▶ [GOAL]:
Scan the data below and report how many lines include the word "Level". Nothing else is wanted.

▶ [SUPPLIED ENTRIES]:
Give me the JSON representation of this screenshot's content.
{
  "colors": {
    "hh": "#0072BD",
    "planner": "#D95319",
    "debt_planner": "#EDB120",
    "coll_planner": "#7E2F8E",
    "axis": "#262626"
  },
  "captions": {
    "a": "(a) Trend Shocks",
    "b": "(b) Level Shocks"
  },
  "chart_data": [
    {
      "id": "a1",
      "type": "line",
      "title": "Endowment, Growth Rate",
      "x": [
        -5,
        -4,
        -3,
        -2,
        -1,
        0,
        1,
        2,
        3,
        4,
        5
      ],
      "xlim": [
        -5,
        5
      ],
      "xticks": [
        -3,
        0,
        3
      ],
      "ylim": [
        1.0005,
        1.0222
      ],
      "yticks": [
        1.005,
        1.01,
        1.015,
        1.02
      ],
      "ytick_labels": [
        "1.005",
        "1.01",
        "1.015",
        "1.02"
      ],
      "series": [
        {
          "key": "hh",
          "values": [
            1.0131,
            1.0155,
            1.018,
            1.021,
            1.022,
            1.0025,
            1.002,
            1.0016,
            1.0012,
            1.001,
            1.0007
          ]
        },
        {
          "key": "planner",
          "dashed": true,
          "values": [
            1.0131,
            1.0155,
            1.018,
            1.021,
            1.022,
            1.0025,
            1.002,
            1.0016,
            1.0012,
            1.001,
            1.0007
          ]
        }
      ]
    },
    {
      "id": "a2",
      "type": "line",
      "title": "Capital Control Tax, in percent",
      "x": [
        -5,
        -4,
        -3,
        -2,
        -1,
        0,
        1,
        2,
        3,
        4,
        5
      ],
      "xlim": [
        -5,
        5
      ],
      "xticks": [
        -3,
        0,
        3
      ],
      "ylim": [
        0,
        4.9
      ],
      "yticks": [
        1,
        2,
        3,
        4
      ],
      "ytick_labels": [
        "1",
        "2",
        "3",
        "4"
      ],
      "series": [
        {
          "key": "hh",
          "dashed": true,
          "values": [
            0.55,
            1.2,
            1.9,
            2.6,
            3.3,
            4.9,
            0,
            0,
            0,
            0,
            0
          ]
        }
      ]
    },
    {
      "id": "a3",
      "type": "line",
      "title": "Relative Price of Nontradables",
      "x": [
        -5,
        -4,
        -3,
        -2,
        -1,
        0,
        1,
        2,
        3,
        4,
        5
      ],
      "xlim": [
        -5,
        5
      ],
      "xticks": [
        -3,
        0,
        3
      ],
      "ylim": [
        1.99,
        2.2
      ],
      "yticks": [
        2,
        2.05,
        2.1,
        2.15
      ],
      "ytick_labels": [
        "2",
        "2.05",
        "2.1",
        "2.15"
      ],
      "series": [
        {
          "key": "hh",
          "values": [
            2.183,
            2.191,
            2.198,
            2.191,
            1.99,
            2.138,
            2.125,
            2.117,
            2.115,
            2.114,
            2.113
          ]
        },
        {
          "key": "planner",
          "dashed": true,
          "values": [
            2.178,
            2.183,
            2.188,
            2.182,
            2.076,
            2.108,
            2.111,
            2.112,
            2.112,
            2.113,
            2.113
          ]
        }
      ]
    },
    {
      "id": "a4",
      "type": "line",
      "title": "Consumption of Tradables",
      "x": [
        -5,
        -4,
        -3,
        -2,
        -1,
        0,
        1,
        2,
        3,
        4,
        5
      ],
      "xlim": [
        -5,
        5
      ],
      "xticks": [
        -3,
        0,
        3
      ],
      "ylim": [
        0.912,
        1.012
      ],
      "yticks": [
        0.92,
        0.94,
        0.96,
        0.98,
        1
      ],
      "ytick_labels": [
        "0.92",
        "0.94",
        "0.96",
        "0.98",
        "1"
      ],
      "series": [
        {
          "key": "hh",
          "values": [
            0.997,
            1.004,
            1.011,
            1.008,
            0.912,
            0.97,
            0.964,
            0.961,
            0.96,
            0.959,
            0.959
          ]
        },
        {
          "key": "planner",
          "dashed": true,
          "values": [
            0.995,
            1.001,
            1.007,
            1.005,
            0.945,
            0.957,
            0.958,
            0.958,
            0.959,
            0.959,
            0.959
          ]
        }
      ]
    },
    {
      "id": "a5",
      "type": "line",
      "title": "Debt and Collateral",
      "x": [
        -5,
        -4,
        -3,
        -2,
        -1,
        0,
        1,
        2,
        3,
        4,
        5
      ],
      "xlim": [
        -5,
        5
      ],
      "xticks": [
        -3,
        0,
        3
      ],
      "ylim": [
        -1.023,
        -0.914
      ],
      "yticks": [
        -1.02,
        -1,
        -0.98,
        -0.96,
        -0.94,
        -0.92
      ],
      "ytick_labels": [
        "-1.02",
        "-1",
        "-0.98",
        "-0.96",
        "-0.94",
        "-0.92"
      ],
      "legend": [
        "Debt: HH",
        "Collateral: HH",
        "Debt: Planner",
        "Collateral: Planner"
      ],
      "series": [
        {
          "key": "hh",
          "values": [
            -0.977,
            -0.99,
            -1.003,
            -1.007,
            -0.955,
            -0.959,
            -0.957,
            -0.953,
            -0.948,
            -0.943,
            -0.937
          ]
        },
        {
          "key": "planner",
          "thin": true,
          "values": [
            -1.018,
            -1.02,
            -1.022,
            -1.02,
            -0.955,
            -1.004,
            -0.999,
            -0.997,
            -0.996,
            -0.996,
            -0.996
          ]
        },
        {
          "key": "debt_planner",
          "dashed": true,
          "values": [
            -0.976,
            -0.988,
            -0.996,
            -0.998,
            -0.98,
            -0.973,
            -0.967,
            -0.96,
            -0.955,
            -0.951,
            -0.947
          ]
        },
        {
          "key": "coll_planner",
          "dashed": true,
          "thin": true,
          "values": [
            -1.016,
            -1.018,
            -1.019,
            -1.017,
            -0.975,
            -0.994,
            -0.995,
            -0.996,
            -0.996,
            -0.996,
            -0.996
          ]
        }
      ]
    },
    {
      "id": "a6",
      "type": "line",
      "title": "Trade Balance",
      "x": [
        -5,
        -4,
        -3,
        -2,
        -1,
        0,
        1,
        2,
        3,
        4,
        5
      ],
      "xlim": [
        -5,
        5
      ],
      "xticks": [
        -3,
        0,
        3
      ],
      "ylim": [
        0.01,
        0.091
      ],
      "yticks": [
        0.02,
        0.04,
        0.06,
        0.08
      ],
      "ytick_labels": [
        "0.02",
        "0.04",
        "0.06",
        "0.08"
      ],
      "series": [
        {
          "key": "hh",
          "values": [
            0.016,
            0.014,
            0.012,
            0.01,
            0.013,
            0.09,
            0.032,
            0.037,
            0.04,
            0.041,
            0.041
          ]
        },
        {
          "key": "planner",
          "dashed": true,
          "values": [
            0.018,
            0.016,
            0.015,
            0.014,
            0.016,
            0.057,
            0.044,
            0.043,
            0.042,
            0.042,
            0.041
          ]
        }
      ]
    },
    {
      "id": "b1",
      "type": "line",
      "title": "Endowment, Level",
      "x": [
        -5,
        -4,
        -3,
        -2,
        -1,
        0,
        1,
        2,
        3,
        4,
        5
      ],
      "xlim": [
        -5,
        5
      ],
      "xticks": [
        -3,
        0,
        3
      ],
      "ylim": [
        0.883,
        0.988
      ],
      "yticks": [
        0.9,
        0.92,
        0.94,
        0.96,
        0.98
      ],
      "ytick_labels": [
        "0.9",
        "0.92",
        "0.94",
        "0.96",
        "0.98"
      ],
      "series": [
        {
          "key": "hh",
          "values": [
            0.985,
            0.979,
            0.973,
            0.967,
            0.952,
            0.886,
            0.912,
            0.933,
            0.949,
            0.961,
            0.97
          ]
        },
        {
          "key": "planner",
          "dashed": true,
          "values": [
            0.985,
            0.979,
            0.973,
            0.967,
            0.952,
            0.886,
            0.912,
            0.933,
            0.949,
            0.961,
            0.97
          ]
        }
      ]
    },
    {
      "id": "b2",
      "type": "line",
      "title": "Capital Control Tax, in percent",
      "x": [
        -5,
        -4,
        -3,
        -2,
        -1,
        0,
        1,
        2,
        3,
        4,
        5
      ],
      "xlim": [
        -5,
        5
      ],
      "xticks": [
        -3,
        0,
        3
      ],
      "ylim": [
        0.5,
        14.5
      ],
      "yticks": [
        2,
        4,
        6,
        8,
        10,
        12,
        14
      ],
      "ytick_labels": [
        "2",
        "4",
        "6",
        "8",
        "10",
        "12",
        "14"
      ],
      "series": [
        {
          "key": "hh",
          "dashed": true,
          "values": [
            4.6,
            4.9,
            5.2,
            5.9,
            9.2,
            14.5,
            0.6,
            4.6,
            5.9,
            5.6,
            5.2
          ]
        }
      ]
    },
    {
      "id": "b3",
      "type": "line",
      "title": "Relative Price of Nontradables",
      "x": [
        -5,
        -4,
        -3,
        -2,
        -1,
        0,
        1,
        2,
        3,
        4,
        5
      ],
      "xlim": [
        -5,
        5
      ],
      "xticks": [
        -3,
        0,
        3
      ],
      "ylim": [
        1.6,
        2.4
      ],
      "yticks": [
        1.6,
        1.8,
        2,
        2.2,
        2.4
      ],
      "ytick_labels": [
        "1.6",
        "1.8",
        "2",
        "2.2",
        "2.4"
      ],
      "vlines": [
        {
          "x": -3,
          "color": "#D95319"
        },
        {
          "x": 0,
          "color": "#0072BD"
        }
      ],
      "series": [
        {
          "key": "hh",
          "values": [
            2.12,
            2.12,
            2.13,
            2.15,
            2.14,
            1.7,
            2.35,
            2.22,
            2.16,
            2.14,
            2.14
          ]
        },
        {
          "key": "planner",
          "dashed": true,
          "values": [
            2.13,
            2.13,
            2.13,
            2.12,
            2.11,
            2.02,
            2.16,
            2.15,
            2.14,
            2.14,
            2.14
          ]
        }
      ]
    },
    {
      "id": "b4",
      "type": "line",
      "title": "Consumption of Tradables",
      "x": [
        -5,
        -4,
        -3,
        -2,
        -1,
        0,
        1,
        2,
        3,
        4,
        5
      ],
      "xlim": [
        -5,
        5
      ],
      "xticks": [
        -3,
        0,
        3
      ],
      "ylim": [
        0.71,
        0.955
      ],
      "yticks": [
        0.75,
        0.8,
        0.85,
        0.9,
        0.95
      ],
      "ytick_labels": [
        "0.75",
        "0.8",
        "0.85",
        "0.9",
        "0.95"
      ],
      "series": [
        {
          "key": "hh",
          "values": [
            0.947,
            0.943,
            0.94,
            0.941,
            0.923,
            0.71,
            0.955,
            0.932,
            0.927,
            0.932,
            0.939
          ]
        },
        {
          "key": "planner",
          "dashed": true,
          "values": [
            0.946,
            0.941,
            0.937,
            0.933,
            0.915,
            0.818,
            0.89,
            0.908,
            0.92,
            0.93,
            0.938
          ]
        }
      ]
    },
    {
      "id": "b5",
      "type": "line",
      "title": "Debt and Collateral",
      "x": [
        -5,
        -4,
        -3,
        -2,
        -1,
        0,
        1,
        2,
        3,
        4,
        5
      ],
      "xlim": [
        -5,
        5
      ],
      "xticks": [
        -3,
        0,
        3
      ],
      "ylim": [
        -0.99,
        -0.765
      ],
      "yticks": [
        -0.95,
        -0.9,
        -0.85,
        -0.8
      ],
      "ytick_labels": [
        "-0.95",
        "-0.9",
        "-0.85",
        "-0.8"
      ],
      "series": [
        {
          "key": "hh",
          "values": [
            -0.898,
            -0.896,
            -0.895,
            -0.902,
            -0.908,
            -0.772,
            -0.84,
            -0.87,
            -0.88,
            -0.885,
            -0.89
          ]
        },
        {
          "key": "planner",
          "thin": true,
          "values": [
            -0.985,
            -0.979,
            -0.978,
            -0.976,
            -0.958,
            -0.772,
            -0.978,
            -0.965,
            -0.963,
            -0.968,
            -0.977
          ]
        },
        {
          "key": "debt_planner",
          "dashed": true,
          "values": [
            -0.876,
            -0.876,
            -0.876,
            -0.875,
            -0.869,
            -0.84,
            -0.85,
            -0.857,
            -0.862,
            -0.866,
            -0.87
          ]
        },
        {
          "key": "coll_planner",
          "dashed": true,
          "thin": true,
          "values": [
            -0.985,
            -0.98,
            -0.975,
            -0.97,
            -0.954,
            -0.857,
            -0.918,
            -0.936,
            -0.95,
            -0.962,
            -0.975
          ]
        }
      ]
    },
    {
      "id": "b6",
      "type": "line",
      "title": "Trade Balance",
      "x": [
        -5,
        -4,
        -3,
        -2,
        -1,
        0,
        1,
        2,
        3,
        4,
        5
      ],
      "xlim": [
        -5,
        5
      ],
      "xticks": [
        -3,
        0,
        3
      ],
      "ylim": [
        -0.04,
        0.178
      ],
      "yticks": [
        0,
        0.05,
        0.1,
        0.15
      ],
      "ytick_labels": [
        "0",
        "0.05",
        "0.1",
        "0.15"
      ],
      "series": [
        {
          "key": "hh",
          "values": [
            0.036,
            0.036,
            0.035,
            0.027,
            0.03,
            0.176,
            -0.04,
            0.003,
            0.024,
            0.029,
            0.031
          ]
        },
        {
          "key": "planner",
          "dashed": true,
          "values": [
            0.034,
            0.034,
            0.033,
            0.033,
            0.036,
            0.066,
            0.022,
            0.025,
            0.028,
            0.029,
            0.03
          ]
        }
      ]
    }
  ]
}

▶ [OUTPUT FOR THIS EXERCISE]:
2